## EXERCISE AIM
Sift the material for lines containing "innerText", and return them.

## DATA FOR THIS TASK
• • • • •

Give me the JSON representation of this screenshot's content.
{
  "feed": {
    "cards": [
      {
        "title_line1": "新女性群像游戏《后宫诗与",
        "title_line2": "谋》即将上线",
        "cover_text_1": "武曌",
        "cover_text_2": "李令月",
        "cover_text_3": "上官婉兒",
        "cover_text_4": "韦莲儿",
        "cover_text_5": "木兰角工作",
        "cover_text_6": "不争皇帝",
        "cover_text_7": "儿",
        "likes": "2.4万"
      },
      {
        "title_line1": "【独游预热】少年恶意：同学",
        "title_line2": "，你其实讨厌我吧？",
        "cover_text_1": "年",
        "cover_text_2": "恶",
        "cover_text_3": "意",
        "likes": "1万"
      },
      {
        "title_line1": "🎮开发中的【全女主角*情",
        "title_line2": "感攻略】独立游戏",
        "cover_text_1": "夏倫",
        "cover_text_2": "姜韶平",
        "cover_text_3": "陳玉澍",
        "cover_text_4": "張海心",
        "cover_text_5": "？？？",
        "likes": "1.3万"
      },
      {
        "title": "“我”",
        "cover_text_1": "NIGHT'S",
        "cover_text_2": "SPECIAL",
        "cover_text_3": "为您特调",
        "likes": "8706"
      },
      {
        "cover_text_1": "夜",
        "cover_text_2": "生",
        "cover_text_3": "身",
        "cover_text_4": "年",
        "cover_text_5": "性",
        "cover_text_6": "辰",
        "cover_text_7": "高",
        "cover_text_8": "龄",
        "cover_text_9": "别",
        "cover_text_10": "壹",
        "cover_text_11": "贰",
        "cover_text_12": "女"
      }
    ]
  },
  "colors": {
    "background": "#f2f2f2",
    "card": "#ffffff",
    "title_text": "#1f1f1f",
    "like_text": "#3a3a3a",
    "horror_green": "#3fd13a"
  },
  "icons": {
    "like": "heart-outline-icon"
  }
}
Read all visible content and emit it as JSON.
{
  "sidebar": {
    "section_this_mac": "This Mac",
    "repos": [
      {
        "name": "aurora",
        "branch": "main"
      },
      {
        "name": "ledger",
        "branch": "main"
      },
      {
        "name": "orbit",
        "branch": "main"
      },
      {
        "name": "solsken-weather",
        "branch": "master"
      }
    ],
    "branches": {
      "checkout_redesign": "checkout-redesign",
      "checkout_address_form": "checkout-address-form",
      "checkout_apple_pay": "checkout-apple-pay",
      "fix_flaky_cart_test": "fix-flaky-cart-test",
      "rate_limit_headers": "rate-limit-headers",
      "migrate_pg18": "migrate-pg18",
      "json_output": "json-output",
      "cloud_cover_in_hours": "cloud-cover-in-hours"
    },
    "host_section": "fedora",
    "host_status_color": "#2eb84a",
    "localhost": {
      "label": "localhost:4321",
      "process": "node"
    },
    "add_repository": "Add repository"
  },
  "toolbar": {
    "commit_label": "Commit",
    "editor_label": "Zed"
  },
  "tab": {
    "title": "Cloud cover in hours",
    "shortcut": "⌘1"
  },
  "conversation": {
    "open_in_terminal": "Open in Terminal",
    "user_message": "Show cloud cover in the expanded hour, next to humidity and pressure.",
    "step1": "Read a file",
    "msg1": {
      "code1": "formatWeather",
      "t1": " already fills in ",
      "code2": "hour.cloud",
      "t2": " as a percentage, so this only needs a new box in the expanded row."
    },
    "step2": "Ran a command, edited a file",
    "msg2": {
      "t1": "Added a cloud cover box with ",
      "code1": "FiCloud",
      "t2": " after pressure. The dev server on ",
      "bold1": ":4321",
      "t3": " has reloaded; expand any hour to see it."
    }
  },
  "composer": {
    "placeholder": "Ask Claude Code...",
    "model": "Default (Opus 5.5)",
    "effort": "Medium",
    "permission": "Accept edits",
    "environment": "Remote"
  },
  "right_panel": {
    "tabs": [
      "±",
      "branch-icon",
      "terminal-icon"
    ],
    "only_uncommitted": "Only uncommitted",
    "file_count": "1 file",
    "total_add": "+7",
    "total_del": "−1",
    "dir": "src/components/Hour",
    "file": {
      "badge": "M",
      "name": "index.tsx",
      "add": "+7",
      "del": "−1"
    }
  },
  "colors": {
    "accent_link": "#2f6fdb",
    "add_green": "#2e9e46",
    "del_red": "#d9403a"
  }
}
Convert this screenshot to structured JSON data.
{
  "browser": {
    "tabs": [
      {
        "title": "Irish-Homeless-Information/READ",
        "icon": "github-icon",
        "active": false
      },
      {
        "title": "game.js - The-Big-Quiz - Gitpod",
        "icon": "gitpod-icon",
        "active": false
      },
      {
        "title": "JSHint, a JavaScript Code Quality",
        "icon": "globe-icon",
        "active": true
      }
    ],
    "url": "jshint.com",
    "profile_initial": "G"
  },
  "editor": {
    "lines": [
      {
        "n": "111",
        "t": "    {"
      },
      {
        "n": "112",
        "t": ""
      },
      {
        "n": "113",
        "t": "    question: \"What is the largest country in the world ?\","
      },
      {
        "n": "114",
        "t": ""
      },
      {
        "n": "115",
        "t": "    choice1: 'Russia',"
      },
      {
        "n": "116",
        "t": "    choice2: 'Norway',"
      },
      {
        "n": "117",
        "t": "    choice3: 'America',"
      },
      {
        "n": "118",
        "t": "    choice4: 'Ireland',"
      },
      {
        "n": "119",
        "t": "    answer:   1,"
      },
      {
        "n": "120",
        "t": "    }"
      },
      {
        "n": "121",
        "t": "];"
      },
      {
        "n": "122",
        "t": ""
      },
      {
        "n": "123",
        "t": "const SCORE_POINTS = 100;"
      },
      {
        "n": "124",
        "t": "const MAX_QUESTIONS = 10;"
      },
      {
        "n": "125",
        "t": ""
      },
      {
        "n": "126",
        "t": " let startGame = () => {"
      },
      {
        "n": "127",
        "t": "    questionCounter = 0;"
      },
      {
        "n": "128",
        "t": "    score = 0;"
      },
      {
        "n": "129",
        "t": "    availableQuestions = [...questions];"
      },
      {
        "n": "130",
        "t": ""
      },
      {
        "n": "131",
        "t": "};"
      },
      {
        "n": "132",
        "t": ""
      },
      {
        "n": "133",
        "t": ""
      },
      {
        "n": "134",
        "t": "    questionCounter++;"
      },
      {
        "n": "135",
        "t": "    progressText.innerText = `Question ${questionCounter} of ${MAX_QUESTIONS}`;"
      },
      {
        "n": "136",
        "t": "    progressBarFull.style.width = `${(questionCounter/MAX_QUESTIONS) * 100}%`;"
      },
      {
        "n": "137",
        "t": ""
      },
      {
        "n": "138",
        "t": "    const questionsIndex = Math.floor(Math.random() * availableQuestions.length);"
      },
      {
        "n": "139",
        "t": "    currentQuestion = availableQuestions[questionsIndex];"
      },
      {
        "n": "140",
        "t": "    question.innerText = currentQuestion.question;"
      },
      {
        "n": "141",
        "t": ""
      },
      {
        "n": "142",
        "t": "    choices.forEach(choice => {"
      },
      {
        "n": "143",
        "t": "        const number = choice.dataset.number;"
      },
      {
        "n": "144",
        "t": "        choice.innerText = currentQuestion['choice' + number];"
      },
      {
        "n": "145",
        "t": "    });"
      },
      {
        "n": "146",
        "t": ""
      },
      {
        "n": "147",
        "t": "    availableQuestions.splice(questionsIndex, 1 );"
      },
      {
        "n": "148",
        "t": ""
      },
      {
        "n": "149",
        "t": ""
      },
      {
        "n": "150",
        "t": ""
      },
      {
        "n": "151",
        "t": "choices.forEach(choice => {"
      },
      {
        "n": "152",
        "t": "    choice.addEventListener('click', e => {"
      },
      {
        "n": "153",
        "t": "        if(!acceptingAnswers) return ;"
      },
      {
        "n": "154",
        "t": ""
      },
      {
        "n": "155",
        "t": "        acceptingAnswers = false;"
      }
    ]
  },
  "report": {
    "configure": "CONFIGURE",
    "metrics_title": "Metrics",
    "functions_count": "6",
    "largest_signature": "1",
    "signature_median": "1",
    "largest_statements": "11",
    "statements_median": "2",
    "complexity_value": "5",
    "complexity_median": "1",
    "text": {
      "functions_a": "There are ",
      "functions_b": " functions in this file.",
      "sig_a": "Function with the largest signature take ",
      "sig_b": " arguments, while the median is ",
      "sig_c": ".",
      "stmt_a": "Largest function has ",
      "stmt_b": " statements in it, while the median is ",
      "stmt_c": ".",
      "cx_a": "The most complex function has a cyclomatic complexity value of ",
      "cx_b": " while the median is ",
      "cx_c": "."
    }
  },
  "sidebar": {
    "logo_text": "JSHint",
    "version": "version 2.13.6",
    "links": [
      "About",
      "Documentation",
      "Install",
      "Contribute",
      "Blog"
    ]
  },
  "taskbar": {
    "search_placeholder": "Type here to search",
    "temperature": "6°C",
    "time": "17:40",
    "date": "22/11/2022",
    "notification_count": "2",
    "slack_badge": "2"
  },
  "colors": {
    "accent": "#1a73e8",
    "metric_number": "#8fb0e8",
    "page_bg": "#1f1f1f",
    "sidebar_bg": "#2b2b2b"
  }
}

• • • • •

## TASK RESULT
        "t": "    progressText.innerText = `Question ${questionCounter} of ${MAX_QUESTIONS}`;"
        "t": "    question.innerText = currentQuestion.question;"
        "t": "        choice.innerText = currentQuestion['choice' + number];"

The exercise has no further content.